## Brief
Look through the data below and report how many lines include "ceramic". Only the number should be given.

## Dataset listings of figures
<<<<

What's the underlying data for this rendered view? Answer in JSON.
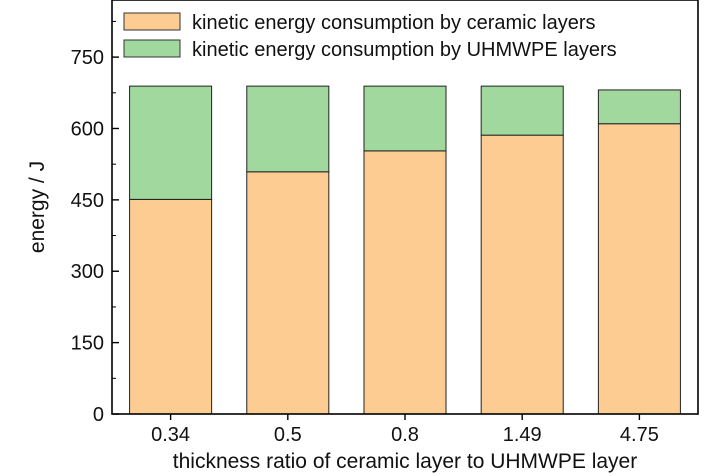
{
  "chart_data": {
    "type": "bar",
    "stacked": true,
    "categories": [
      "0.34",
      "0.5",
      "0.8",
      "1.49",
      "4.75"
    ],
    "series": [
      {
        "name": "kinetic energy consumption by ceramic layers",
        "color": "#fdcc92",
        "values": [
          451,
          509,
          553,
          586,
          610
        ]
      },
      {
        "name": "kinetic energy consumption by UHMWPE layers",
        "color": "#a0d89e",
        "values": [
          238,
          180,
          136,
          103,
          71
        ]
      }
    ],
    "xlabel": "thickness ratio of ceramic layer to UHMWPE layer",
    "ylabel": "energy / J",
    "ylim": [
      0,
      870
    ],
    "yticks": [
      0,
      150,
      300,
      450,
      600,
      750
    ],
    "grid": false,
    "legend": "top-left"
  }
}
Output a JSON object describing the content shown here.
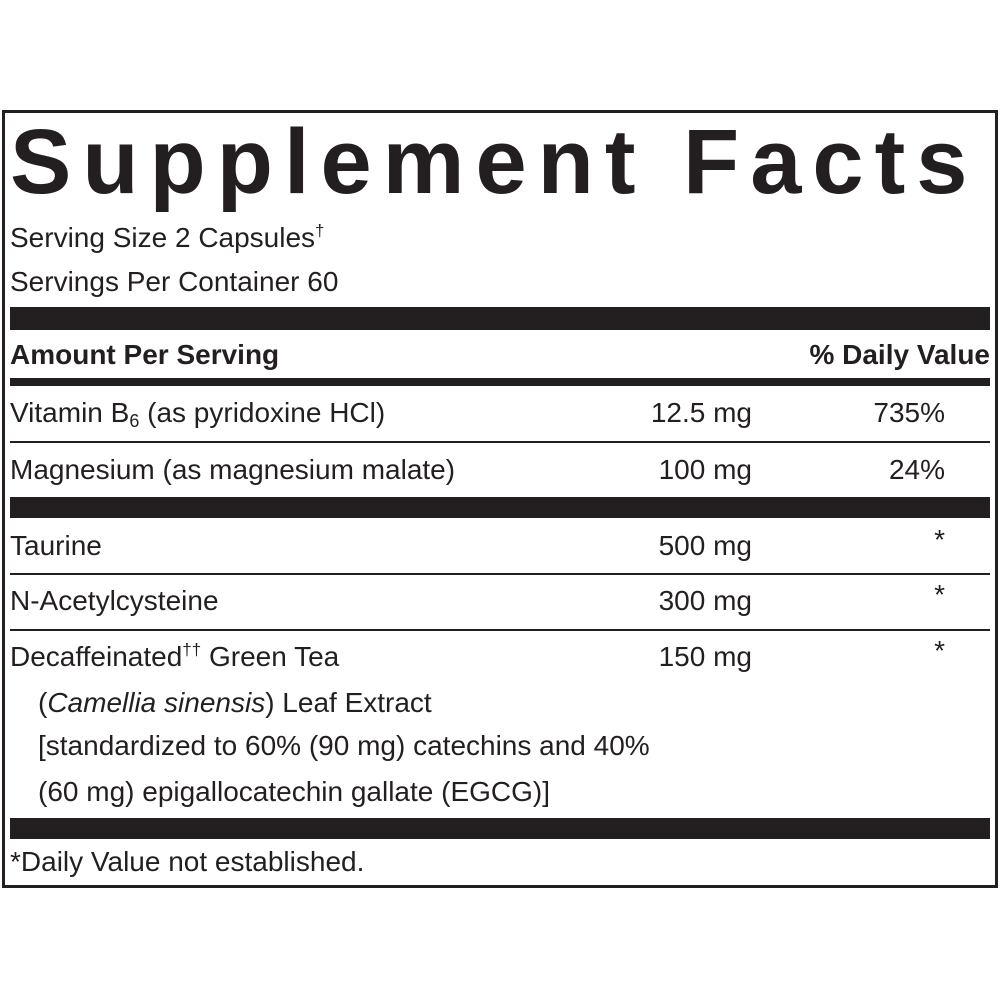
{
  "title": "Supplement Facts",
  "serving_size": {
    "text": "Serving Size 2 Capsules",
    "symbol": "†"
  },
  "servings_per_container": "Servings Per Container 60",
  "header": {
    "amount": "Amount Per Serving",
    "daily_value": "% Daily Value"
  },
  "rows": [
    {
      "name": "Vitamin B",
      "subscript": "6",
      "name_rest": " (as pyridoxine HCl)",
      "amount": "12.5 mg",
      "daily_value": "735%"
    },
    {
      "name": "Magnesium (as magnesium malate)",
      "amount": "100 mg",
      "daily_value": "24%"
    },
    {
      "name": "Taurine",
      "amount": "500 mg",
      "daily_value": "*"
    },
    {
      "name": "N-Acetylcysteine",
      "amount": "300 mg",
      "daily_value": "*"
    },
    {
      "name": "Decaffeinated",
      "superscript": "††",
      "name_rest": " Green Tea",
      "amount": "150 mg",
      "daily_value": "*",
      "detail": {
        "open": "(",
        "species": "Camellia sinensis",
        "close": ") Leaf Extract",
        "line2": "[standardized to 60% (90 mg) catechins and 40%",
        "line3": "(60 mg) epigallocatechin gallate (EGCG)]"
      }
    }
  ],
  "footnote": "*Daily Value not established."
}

>>>>
<<<<

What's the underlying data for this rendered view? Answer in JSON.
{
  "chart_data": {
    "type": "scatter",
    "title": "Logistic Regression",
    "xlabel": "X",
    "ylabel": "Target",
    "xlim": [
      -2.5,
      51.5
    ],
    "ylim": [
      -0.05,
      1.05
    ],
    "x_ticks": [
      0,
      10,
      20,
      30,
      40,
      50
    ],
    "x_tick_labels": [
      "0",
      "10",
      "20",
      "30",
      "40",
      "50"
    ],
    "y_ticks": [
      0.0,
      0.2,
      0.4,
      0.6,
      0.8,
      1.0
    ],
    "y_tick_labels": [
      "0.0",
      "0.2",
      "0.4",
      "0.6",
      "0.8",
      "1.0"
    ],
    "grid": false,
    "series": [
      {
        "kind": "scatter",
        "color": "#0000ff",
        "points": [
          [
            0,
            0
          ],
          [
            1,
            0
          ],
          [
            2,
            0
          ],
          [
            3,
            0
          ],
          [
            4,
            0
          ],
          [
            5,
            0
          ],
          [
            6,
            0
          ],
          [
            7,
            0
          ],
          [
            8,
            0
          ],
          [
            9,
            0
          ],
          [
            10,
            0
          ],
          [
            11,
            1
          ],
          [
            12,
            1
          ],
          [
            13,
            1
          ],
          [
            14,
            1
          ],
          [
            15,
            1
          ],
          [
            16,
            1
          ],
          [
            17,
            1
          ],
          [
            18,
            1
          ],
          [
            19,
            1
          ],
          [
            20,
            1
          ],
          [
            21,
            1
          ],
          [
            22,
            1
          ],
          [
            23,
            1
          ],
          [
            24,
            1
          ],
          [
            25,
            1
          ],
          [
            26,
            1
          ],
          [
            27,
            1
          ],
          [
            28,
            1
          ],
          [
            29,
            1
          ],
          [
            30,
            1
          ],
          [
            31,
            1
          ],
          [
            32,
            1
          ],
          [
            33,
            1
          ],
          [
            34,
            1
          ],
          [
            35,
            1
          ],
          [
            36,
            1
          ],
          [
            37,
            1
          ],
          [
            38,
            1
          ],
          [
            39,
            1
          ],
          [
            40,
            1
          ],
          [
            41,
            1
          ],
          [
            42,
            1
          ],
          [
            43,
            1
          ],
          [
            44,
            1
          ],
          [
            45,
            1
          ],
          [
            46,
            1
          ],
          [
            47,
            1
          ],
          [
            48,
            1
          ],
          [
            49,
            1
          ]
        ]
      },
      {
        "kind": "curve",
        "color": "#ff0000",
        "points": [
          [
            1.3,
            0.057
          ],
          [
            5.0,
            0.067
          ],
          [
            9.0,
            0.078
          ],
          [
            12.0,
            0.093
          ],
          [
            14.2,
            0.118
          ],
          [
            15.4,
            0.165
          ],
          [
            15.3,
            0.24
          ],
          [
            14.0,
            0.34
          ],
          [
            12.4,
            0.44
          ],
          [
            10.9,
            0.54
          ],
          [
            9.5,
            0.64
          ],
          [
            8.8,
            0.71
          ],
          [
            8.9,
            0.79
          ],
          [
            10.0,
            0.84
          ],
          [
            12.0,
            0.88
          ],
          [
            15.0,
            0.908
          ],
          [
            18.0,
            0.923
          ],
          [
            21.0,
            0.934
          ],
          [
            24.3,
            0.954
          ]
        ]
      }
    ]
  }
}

>>>>

## Written response
2